## What you need to do
The material below should be written out in full and exactly; pictures stay out of the copy.

## Excerpts from a figure dataset
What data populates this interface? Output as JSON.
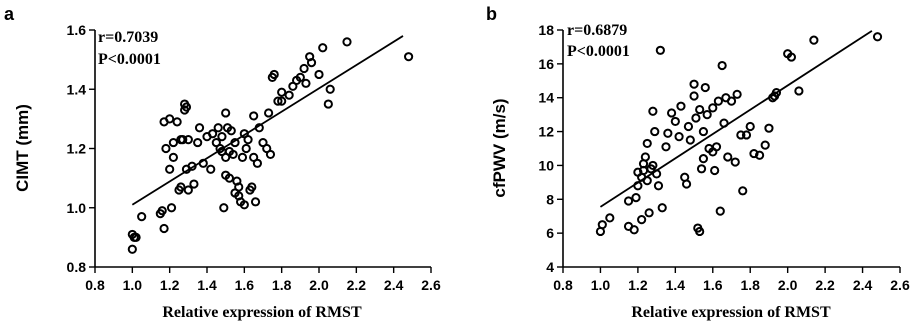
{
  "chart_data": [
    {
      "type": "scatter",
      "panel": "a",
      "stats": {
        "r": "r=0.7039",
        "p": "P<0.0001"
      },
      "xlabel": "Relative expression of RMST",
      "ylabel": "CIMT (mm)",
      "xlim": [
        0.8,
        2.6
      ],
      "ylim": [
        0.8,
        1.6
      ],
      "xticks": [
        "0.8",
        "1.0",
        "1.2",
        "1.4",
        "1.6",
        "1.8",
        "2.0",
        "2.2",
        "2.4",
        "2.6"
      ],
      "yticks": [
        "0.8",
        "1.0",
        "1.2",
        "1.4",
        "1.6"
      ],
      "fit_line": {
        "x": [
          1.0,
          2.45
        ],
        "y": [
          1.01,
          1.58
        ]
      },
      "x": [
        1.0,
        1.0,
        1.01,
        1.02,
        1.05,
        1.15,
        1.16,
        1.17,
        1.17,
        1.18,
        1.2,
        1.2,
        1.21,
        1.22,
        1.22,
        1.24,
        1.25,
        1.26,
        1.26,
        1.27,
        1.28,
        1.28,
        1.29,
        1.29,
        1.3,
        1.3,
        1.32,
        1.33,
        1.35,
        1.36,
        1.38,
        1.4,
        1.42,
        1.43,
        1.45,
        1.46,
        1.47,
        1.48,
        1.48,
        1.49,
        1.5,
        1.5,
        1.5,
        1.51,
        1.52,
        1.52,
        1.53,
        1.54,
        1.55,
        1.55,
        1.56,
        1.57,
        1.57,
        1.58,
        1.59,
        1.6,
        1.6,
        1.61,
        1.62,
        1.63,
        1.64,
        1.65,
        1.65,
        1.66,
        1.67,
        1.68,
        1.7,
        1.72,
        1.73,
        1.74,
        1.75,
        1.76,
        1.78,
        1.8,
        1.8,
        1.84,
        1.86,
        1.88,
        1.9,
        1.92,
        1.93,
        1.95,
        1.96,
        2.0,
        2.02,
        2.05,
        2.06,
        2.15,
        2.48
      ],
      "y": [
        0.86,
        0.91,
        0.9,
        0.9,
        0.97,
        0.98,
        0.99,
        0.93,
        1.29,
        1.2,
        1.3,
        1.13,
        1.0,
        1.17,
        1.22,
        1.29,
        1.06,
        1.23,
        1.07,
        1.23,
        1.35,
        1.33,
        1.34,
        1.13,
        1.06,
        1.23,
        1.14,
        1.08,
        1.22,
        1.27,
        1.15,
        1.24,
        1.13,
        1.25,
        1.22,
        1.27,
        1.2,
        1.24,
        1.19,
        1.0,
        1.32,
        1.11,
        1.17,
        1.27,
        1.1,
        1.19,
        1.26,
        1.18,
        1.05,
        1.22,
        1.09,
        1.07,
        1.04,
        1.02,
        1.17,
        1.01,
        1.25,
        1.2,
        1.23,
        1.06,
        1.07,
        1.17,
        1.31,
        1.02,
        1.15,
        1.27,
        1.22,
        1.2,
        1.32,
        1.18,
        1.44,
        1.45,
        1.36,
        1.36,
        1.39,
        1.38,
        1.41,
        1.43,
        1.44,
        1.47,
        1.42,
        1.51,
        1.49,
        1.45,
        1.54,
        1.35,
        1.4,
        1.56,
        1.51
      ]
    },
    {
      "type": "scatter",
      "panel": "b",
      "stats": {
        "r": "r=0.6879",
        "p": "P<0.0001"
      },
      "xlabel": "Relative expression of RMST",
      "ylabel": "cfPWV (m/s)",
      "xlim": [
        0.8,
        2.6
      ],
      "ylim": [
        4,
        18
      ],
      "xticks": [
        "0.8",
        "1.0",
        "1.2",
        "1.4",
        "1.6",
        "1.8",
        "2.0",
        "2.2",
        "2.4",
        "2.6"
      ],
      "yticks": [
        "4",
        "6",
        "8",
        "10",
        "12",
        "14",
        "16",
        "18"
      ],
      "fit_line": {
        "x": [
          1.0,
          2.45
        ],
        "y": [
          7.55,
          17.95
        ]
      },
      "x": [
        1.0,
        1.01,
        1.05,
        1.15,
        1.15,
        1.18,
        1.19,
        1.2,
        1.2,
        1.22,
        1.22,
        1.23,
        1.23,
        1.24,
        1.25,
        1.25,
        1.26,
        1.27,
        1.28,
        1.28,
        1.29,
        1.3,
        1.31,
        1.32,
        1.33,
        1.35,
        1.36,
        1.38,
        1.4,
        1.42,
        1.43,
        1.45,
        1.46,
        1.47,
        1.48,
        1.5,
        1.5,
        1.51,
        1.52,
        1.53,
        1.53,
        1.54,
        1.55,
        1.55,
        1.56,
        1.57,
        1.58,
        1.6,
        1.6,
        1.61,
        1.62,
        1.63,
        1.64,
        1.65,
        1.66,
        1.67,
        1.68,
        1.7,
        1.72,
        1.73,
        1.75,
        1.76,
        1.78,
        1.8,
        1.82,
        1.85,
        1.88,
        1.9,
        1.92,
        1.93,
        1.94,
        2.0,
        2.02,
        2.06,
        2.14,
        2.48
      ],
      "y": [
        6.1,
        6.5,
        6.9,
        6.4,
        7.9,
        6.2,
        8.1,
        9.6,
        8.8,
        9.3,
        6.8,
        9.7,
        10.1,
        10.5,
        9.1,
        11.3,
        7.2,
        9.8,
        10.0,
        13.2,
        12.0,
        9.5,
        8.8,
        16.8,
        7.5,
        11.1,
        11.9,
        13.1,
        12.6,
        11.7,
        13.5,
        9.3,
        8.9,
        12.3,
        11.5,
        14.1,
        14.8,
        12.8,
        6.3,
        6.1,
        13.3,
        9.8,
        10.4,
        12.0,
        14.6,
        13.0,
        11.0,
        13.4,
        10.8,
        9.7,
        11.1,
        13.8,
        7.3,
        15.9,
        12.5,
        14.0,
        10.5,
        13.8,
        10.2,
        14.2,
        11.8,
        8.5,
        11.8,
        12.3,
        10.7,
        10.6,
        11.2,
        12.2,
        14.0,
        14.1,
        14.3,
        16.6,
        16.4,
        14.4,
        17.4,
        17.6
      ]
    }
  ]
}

## Result
What data populates this interface? Output as JSON.
{
  "chart_data": [
    {
      "type": "scatter",
      "panel": "a",
      "stats": {
        "r": "r=0.7039",
        "p": "P<0.0001"
      },
      "xlabel": "Relative expression of RMST",
      "ylabel": "CIMT (mm)",
      "xlim": [
        0.8,
        2.6
      ],
      "ylim": [
        0.8,
        1.6
      ],
      "xticks": [
        "0.8",
        "1.0",
        "1.2",
        "1.4",
        "1.6",
        "1.8",
        "2.0",
        "2.2",
        "2.4",
        "2.6"
      ],
      "yticks": [
        "0.8",
        "1.0",
        "1.2",
        "1.4",
        "1.6"
      ],
      "fit_line": {
        "x": [
          1.0,
          2.45
        ],
        "y": [
          1.01,
          1.58
        ]
      },
      "x": [
        1.0,
        1.0,
        1.01,
        1.02,
        1.05,
        1.15,
        1.16,
        1.17,
        1.17,
        1.18,
        1.2,
        1.2,
        1.21,
        1.22,
        1.22,
        1.24,
        1.25,
        1.26,
        1.26,
        1.27,
        1.28,
        1.28,
        1.29,
        1.29,
        1.3,
        1.3,
        1.32,
        1.33,
        1.35,
        1.36,
        1.38,
        1.4,
        1.42,
        1.43,
        1.45,
        1.46,
        1.47,
        1.48,
        1.48,
        1.49,
        1.5,
        1.5,
        1.5,
        1.51,
        1.52,
        1.52,
        1.53,
        1.54,
        1.55,
        1.55,
        1.56,
        1.57,
        1.57,
        1.58,
        1.59,
        1.6,
        1.6,
        1.61,
        1.62,
        1.63,
        1.64,
        1.65,
        1.65,
        1.66,
        1.67,
        1.68,
        1.7,
        1.72,
        1.73,
        1.74,
        1.75,
        1.76,
        1.78,
        1.8,
        1.8,
        1.84,
        1.86,
        1.88,
        1.9,
        1.92,
        1.93,
        1.95,
        1.96,
        2.0,
        2.02,
        2.05,
        2.06,
        2.15,
        2.48
      ],
      "y": [
        0.86,
        0.91,
        0.9,
        0.9,
        0.97,
        0.98,
        0.99,
        0.93,
        1.29,
        1.2,
        1.3,
        1.13,
        1.0,
        1.17,
        1.22,
        1.29,
        1.06,
        1.23,
        1.07,
        1.23,
        1.35,
        1.33,
        1.34,
        1.13,
        1.06,
        1.23,
        1.14,
        1.08,
        1.22,
        1.27,
        1.15,
        1.24,
        1.13,
        1.25,
        1.22,
        1.27,
        1.2,
        1.24,
        1.19,
        1.0,
        1.32,
        1.11,
        1.17,
        1.27,
        1.1,
        1.19,
        1.26,
        1.18,
        1.05,
        1.22,
        1.09,
        1.07,
        1.04,
        1.02,
        1.17,
        1.01,
        1.25,
        1.2,
        1.23,
        1.06,
        1.07,
        1.17,
        1.31,
        1.02,
        1.15,
        1.27,
        1.22,
        1.2,
        1.32,
        1.18,
        1.44,
        1.45,
        1.36,
        1.36,
        1.39,
        1.38,
        1.41,
        1.43,
        1.44,
        1.47,
        1.42,
        1.51,
        1.49,
        1.45,
        1.54,
        1.35,
        1.4,
        1.56,
        1.51
      ]
    },
    {
      "type": "scatter",
      "panel": "b",
      "stats": {
        "r": "r=0.6879",
        "p": "P<0.0001"
      },
      "xlabel": "Relative expression of RMST",
      "ylabel": "cfPWV (m/s)",
      "xlim": [
        0.8,
        2.6
      ],
      "ylim": [
        4,
        18
      ],
      "xticks": [
        "0.8",
        "1.0",
        "1.2",
        "1.4",
        "1.6",
        "1.8",
        "2.0",
        "2.2",
        "2.4",
        "2.6"
      ],
      "yticks": [
        "4",
        "6",
        "8",
        "10",
        "12",
        "14",
        "16",
        "18"
      ],
      "fit_line": {
        "x": [
          1.0,
          2.45
        ],
        "y": [
          7.55,
          17.95
        ]
      },
      "x": [
        1.0,
        1.01,
        1.05,
        1.15,
        1.15,
        1.18,
        1.19,
        1.2,
        1.2,
        1.22,
        1.22,
        1.23,
        1.23,
        1.24,
        1.25,
        1.25,
        1.26,
        1.27,
        1.28,
        1.28,
        1.29,
        1.3,
        1.31,
        1.32,
        1.33,
        1.35,
        1.36,
        1.38,
        1.4,
        1.42,
        1.43,
        1.45,
        1.46,
        1.47,
        1.48,
        1.5,
        1.5,
        1.51,
        1.52,
        1.53,
        1.53,
        1.54,
        1.55,
        1.55,
        1.56,
        1.57,
        1.58,
        1.6,
        1.6,
        1.61,
        1.62,
        1.63,
        1.64,
        1.65,
        1.66,
        1.67,
        1.68,
        1.7,
        1.72,
        1.73,
        1.75,
        1.76,
        1.78,
        1.8,
        1.82,
        1.85,
        1.88,
        1.9,
        1.92,
        1.93,
        1.94,
        2.0,
        2.02,
        2.06,
        2.14,
        2.48
      ],
      "y": [
        6.1,
        6.5,
        6.9,
        6.4,
        7.9,
        6.2,
        8.1,
        9.6,
        8.8,
        9.3,
        6.8,
        9.7,
        10.1,
        10.5,
        9.1,
        11.3,
        7.2,
        9.8,
        10.0,
        13.2,
        12.0,
        9.5,
        8.8,
        16.8,
        7.5,
        11.1,
        11.9,
        13.1,
        12.6,
        11.7,
        13.5,
        9.3,
        8.9,
        12.3,
        11.5,
        14.1,
        14.8,
        12.8,
        6.3,
        6.1,
        13.3,
        9.8,
        10.4,
        12.0,
        14.6,
        13.0,
        11.0,
        13.4,
        10.8,
        9.7,
        11.1,
        13.8,
        7.3,
        15.9,
        12.5,
        14.0,
        10.5,
        13.8,
        10.2,
        14.2,
        11.8,
        8.5,
        11.8,
        12.3,
        10.7,
        10.6,
        11.2,
        12.2,
        14.0,
        14.1,
        14.3,
        16.6,
        16.4,
        14.4,
        17.4,
        17.6
      ]
    }
  ]
}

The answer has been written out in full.